What you will do →
Every entry here needs to be repeated exactly.

....................

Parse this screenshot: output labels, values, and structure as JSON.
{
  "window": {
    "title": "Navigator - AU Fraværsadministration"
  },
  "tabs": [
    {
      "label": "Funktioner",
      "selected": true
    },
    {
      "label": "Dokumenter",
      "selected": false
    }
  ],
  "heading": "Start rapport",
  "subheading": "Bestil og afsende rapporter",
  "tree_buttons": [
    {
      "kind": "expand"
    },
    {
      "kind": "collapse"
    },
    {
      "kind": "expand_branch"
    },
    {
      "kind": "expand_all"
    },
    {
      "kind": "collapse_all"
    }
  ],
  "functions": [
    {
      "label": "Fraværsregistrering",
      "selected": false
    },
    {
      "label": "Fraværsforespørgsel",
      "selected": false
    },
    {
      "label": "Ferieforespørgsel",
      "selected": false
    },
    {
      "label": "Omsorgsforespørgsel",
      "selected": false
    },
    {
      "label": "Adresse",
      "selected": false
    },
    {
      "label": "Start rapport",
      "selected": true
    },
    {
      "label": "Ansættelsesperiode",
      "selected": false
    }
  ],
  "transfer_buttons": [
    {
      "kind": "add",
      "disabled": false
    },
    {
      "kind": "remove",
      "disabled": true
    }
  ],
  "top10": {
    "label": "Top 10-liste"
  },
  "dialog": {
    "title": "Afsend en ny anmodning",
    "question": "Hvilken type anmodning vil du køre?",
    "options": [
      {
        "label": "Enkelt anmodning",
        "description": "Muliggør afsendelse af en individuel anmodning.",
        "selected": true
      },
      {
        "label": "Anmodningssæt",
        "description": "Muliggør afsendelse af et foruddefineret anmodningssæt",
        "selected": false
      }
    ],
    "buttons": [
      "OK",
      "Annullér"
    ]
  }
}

....................

Result of this task →
Parse this screenshot: output labels, values, and structure as JSON.
{
  "window": {
    "title": "Navigator - AU Fraværsadministration"
  },
  "tabs": [
    {
      "label": "Funktioner",
      "selected": true
    },
    {
      "label": "Dokumenter",
      "selected": false
    }
  ],
  "heading": "Start rapport",
  "subheading": "Bestil og afsende rapporter",
  "tree_buttons": [
    {
      "kind": "expand"
    },
    {
      "kind": "collapse"
    },
    {
      "kind": "expand_branch"
    },
    {
      "kind": "expand_all"
    },
    {
      "kind": "collapse_all"
    }
  ],
  "functions": [
    {
      "label": "Fraværsregistrering",
      "selected": false
    },
    {
      "label": "Fraværsforespørgsel",
      "selected": false
    },
    {
      "label": "Ferieforespørgsel",
      "selected": false
    },
    {
      "label": "Omsorgsforespørgsel",
      "selected": false
    },
    {
      "label": "Adresse",
      "selected": false
    },
    {
      "label": "Start rapport",
      "selected": true
    },
    {
      "label": "Ansættelsesperiode",
      "selected": false
    }
  ],
  "transfer_buttons": [
    {
      "kind": "add",
      "disabled": false
    },
    {
      "kind": "remove",
      "disabled": true
    }
  ],
  "top10": {
    "label": "Top 10-liste"
  },
  "dialog": {
    "title": "Afsend en ny anmodning",
    "question": "Hvilken type anmodning vil du køre?",
    "options": [
      {
        "label": "Enkelt anmodning",
        "description": "Muliggør afsendelse af en individuel anmodning.",
        "selected": true
      },
      {
        "label": "Anmodningssæt",
        "description": "Muliggør afsendelse af et foruddefineret anmodningssæt",
        "selected": false
      }
    ],
    "buttons": [
      "OK",
      "Annullér"
    ]
  }
}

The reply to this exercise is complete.